(Stored data)
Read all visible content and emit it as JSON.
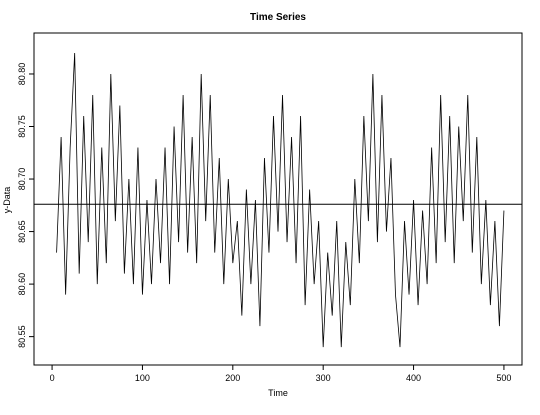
{
  "chart_data": {
    "type": "line",
    "title": "Time Series",
    "x_label": "Time",
    "y_label": "y-Data",
    "x": [
      5,
      10,
      15,
      20,
      25,
      30,
      35,
      40,
      45,
      50,
      55,
      60,
      65,
      70,
      75,
      80,
      85,
      90,
      95,
      100,
      105,
      110,
      115,
      120,
      125,
      130,
      135,
      140,
      145,
      150,
      155,
      160,
      165,
      170,
      175,
      180,
      185,
      190,
      195,
      200,
      205,
      210,
      215,
      220,
      225,
      230,
      235,
      240,
      245,
      250,
      255,
      260,
      265,
      270,
      275,
      280,
      285,
      290,
      295,
      300,
      305,
      310,
      315,
      320,
      325,
      330,
      335,
      340,
      345,
      350,
      355,
      360,
      365,
      370,
      375,
      380,
      385,
      390,
      395,
      400,
      405,
      410,
      415,
      420,
      425,
      430,
      435,
      440,
      445,
      450,
      455,
      460,
      465,
      470,
      475,
      480,
      485,
      490,
      495,
      500
    ],
    "series": [
      {
        "name": "y-Data",
        "color": "#000000",
        "values": [
          80.63,
          80.74,
          80.59,
          80.73,
          80.82,
          80.61,
          80.76,
          80.64,
          80.78,
          80.6,
          80.73,
          80.62,
          80.8,
          80.66,
          80.77,
          80.61,
          80.7,
          80.6,
          80.73,
          80.59,
          80.68,
          80.6,
          80.7,
          80.62,
          80.73,
          80.6,
          80.75,
          80.64,
          80.78,
          80.63,
          80.74,
          80.62,
          80.8,
          80.66,
          80.78,
          80.63,
          80.72,
          80.6,
          80.7,
          80.62,
          80.66,
          80.57,
          80.69,
          80.6,
          80.68,
          80.56,
          80.72,
          80.63,
          80.76,
          80.65,
          80.78,
          80.64,
          80.74,
          80.62,
          80.76,
          80.58,
          80.69,
          80.6,
          80.66,
          80.54,
          80.63,
          80.57,
          80.66,
          80.54,
          80.64,
          80.58,
          80.7,
          80.62,
          80.76,
          80.66,
          80.8,
          80.64,
          80.78,
          80.65,
          80.72,
          80.59,
          80.54,
          80.66,
          80.59,
          80.68,
          80.58,
          80.67,
          80.6,
          80.73,
          80.62,
          80.78,
          80.64,
          80.76,
          80.62,
          80.75,
          80.66,
          80.78,
          80.63,
          80.74,
          80.6,
          80.68,
          80.58,
          80.66,
          80.56,
          80.67
        ]
      }
    ],
    "hline": 80.676,
    "xlim": [
      -20,
      520
    ],
    "ylim": [
      80.523,
      80.839
    ],
    "xticks": [
      0,
      100,
      200,
      300,
      400,
      500
    ],
    "yticks": [
      80.55,
      {
        "value": 80.6,
        "label": "80.60"
      },
      80.65,
      {
        "value": 80.7,
        "label": "80.70"
      },
      80.75,
      {
        "value": 80.8,
        "label": "80.80"
      }
    ]
  }
}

Exercise brief
Copy each line above precisely, dropping the pictures.

Solution for this exercise
Read all visible content and emit it as JSON.
{
  "chart_data": {
    "type": "line",
    "title": "Time Series",
    "x_label": "Time",
    "y_label": "y-Data",
    "x": [
      5,
      10,
      15,
      20,
      25,
      30,
      35,
      40,
      45,
      50,
      55,
      60,
      65,
      70,
      75,
      80,
      85,
      90,
      95,
      100,
      105,
      110,
      115,
      120,
      125,
      130,
      135,
      140,
      145,
      150,
      155,
      160,
      165,
      170,
      175,
      180,
      185,
      190,
      195,
      200,
      205,
      210,
      215,
      220,
      225,
      230,
      235,
      240,
      245,
      250,
      255,
      260,
      265,
      270,
      275,
      280,
      285,
      290,
      295,
      300,
      305,
      310,
      315,
      320,
      325,
      330,
      335,
      340,
      345,
      350,
      355,
      360,
      365,
      370,
      375,
      380,
      385,
      390,
      395,
      400,
      405,
      410,
      415,
      420,
      425,
      430,
      435,
      440,
      445,
      450,
      455,
      460,
      465,
      470,
      475,
      480,
      485,
      490,
      495,
      500
    ],
    "series": [
      {
        "name": "y-Data",
        "color": "#000000",
        "values": [
          80.63,
          80.74,
          80.59,
          80.73,
          80.82,
          80.61,
          80.76,
          80.64,
          80.78,
          80.6,
          80.73,
          80.62,
          80.8,
          80.66,
          80.77,
          80.61,
          80.7,
          80.6,
          80.73,
          80.59,
          80.68,
          80.6,
          80.7,
          80.62,
          80.73,
          80.6,
          80.75,
          80.64,
          80.78,
          80.63,
          80.74,
          80.62,
          80.8,
          80.66,
          80.78,
          80.63,
          80.72,
          80.6,
          80.7,
          80.62,
          80.66,
          80.57,
          80.69,
          80.6,
          80.68,
          80.56,
          80.72,
          80.63,
          80.76,
          80.65,
          80.78,
          80.64,
          80.74,
          80.62,
          80.76,
          80.58,
          80.69,
          80.6,
          80.66,
          80.54,
          80.63,
          80.57,
          80.66,
          80.54,
          80.64,
          80.58,
          80.7,
          80.62,
          80.76,
          80.66,
          80.8,
          80.64,
          80.78,
          80.65,
          80.72,
          80.59,
          80.54,
          80.66,
          80.59,
          80.68,
          80.58,
          80.67,
          80.6,
          80.73,
          80.62,
          80.78,
          80.64,
          80.76,
          80.62,
          80.75,
          80.66,
          80.78,
          80.63,
          80.74,
          80.6,
          80.68,
          80.58,
          80.66,
          80.56,
          80.67
        ]
      }
    ],
    "hline": 80.676,
    "xlim": [
      -20,
      520
    ],
    "ylim": [
      80.523,
      80.839
    ],
    "xticks": [
      0,
      100,
      200,
      300,
      400,
      500
    ],
    "yticks": [
      80.55,
      {
        "value": 80.6,
        "label": "80.60"
      },
      80.65,
      {
        "value": 80.7,
        "label": "80.70"
      },
      80.75,
      {
        "value": 80.8,
        "label": "80.80"
      }
    ]
  }
}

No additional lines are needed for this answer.